**WHAT YOU SHOULD DO**
Scan the data below for the string "지급건수". Show every line where it turns up.

:: DATASET ROWS

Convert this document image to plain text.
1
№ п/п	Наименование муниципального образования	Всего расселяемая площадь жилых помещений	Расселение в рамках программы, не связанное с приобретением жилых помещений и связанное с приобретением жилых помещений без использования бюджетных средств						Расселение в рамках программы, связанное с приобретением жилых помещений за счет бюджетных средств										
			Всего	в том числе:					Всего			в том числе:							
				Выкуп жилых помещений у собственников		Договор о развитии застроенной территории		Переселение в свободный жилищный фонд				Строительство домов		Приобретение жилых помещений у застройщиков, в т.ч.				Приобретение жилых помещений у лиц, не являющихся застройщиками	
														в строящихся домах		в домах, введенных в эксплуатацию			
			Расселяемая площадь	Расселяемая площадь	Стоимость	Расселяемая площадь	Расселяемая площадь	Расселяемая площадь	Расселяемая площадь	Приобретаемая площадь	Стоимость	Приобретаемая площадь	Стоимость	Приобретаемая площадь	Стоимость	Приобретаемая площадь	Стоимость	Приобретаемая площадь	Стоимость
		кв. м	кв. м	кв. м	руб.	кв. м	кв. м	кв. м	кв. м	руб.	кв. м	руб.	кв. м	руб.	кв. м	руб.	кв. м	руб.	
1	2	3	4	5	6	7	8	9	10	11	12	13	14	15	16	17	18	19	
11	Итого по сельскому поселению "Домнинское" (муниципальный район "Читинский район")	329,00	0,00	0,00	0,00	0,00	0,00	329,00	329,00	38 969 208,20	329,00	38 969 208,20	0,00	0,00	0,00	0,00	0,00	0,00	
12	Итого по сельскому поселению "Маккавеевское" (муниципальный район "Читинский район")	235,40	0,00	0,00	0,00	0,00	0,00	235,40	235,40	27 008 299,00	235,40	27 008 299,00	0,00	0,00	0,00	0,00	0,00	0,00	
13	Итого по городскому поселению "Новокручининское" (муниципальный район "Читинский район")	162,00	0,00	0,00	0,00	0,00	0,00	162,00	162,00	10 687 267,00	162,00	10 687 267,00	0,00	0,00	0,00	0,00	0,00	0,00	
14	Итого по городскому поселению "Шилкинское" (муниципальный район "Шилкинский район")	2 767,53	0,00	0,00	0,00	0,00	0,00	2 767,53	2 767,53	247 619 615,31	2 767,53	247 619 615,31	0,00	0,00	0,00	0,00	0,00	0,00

::::
:: DATASET ROWS

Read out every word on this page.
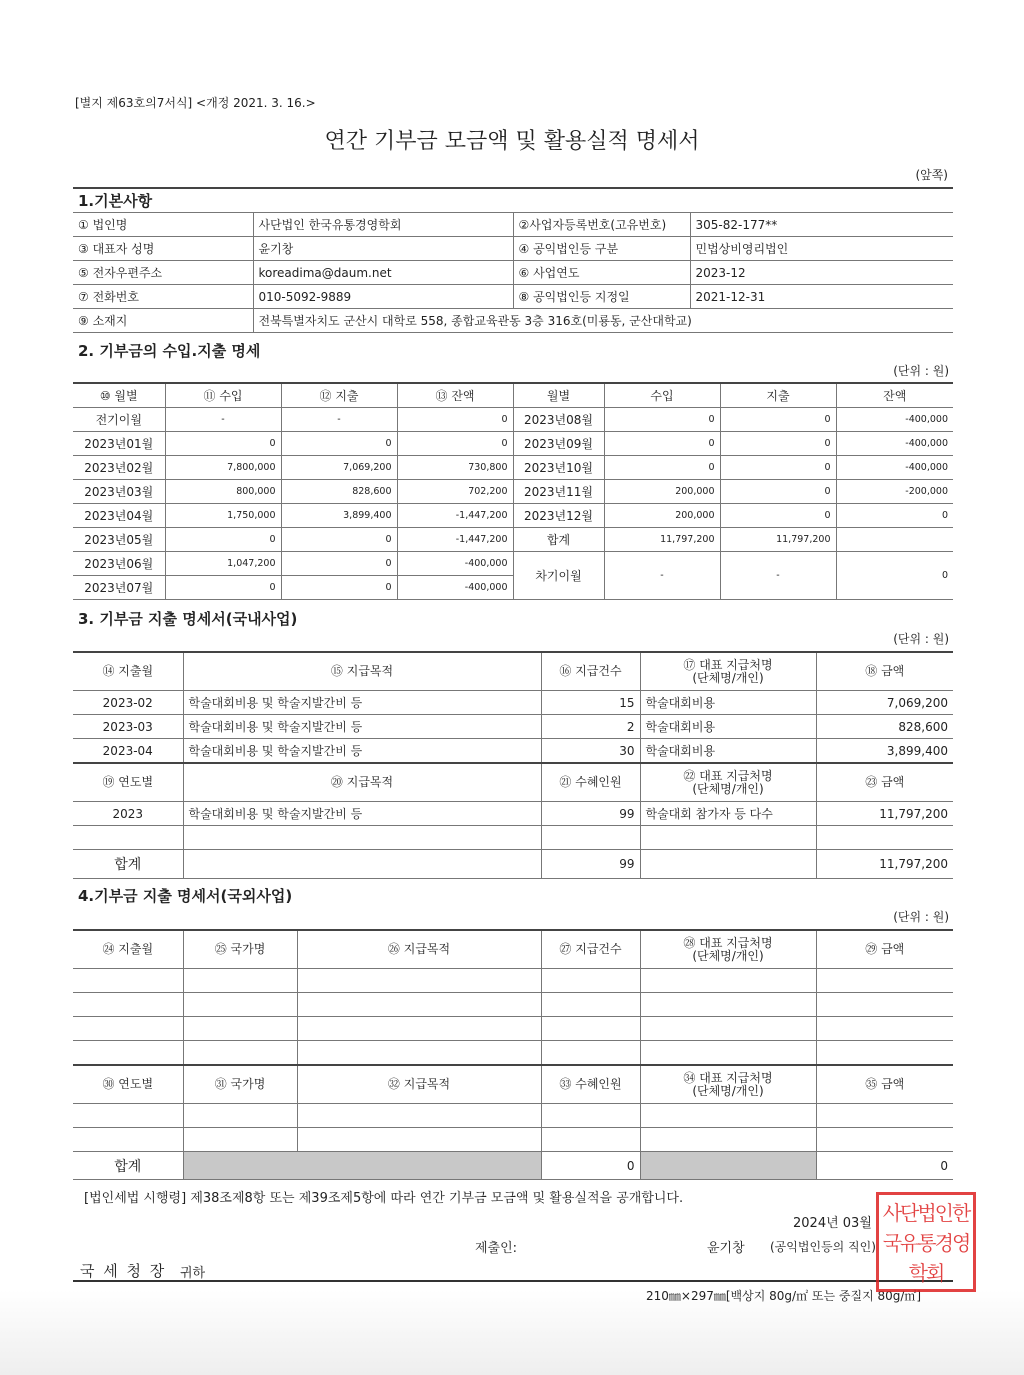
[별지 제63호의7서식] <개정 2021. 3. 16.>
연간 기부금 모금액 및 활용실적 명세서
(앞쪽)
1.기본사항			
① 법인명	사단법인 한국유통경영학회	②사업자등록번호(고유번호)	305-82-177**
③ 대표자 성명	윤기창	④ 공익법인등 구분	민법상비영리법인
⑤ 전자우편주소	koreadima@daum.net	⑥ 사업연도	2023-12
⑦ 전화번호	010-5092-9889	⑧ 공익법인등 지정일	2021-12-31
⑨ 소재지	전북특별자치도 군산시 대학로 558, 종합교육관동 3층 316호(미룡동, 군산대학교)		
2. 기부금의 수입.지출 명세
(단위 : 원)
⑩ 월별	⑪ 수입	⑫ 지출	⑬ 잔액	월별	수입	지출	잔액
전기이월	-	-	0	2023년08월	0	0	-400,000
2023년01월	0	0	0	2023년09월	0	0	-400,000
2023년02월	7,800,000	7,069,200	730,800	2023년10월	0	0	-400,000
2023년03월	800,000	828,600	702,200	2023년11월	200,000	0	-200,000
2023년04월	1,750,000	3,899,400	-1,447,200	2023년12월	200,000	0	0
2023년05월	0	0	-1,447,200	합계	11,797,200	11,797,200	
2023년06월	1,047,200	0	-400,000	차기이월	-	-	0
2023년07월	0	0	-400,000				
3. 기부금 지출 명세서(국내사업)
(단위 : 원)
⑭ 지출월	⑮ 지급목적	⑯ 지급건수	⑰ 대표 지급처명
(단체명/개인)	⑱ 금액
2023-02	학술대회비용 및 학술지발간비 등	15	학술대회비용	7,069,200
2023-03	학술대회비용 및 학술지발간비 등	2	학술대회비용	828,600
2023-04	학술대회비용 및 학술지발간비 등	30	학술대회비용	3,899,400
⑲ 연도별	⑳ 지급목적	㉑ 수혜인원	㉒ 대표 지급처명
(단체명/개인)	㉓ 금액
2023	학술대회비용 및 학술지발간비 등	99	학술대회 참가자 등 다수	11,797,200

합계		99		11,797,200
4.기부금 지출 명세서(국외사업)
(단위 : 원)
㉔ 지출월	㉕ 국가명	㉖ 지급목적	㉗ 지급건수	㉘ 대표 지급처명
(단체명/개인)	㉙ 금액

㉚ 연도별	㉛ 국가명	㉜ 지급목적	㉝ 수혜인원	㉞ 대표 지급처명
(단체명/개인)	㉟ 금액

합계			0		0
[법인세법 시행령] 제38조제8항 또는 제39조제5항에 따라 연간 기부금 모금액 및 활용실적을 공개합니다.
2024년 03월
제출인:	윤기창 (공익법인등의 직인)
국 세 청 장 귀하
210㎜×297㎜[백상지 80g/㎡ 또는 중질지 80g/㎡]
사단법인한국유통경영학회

::::

**RESULT OF THE EXERCISE**
⑭ 지출월	⑮ 지급목적	⑯ 지급건수	⑰ 대표 지급처명
㉔ 지출월	㉕ 국가명	㉖ 지급목적	㉗ 지급건수	㉘ 대표 지급처명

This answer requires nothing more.